── GIVEN DATA ──
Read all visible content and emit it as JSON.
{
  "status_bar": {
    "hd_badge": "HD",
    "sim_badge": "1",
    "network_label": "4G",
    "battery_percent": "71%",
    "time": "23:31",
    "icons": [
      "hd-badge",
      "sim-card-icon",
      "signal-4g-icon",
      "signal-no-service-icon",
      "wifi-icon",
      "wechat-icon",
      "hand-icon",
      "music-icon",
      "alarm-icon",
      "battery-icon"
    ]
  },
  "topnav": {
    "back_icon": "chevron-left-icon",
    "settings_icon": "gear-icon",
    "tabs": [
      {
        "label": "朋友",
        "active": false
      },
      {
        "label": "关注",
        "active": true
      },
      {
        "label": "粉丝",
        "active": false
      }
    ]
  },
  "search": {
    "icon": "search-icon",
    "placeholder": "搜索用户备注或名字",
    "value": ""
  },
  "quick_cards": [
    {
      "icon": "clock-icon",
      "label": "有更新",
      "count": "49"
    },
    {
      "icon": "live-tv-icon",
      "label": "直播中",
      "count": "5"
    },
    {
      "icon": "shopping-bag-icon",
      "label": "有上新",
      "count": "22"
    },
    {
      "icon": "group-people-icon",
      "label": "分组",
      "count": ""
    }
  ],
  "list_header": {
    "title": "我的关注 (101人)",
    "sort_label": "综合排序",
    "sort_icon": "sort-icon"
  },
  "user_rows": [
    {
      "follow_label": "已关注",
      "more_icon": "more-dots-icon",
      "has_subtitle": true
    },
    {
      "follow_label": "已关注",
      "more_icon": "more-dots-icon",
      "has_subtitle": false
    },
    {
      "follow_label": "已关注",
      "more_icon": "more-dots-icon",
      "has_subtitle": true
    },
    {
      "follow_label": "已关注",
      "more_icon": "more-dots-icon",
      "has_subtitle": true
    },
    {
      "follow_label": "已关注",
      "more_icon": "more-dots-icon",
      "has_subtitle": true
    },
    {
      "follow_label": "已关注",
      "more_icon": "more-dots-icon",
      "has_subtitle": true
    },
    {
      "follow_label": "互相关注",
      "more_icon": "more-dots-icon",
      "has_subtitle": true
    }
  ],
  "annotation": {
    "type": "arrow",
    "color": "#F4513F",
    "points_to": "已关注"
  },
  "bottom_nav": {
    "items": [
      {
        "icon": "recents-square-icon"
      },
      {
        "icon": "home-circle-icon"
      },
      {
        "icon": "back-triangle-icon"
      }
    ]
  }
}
───
## WHAT IS NEEDED
In full and verbatim, repeat the records given above.

## EXPECTED ANSWER
Read all visible content and emit it as JSON.
{
  "status_bar": {
    "hd_badge": "HD",
    "sim_badge": "1",
    "network_label": "4G",
    "battery_percent": "71%",
    "time": "23:31",
    "icons": [
      "hd-badge",
      "sim-card-icon",
      "signal-4g-icon",
      "signal-no-service-icon",
      "wifi-icon",
      "wechat-icon",
      "hand-icon",
      "music-icon",
      "alarm-icon",
      "battery-icon"
    ]
  },
  "topnav": {
    "back_icon": "chevron-left-icon",
    "settings_icon": "gear-icon",
    "tabs": [
      {
        "label": "朋友",
        "active": false
      },
      {
        "label": "关注",
        "active": true
      },
      {
        "label": "粉丝",
        "active": false
      }
    ]
  },
  "search": {
    "icon": "search-icon",
    "placeholder": "搜索用户备注或名字",
    "value": ""
  },
  "quick_cards": [
    {
      "icon": "clock-icon",
      "label": "有更新",
      "count": "49"
    },
    {
      "icon": "live-tv-icon",
      "label": "直播中",
      "count": "5"
    },
    {
      "icon": "shopping-bag-icon",
      "label": "有上新",
      "count": "22"
    },
    {
      "icon": "group-people-icon",
      "label": "分组",
      "count": ""
    }
  ],
  "list_header": {
    "title": "我的关注 (101人)",
    "sort_label": "综合排序",
    "sort_icon": "sort-icon"
  },
  "user_rows": [
    {
      "follow_label": "已关注",
      "more_icon": "more-dots-icon",
      "has_subtitle": true
    },
    {
      "follow_label": "已关注",
      "more_icon": "more-dots-icon",
      "has_subtitle": false
    },
    {
      "follow_label": "已关注",
      "more_icon": "more-dots-icon",
      "has_subtitle": true
    },
    {
      "follow_label": "已关注",
      "more_icon": "more-dots-icon",
      "has_subtitle": true
    },
    {
      "follow_label": "已关注",
      "more_icon": "more-dots-icon",
      "has_subtitle": true
    },
    {
      "follow_label": "已关注",
      "more_icon": "more-dots-icon",
      "has_subtitle": true
    },
    {
      "follow_label": "互相关注",
      "more_icon": "more-dots-icon",
      "has_subtitle": true
    }
  ],
  "annotation": {
    "type": "arrow",
    "color": "#F4513F",
    "points_to": "已关注"
  },
  "bottom_nav": {
    "items": [
      {
        "icon": "recents-square-icon"
      },
      {
        "icon": "home-circle-icon"
      },
      {
        "icon": "back-triangle-icon"
      }
    ]
  }
}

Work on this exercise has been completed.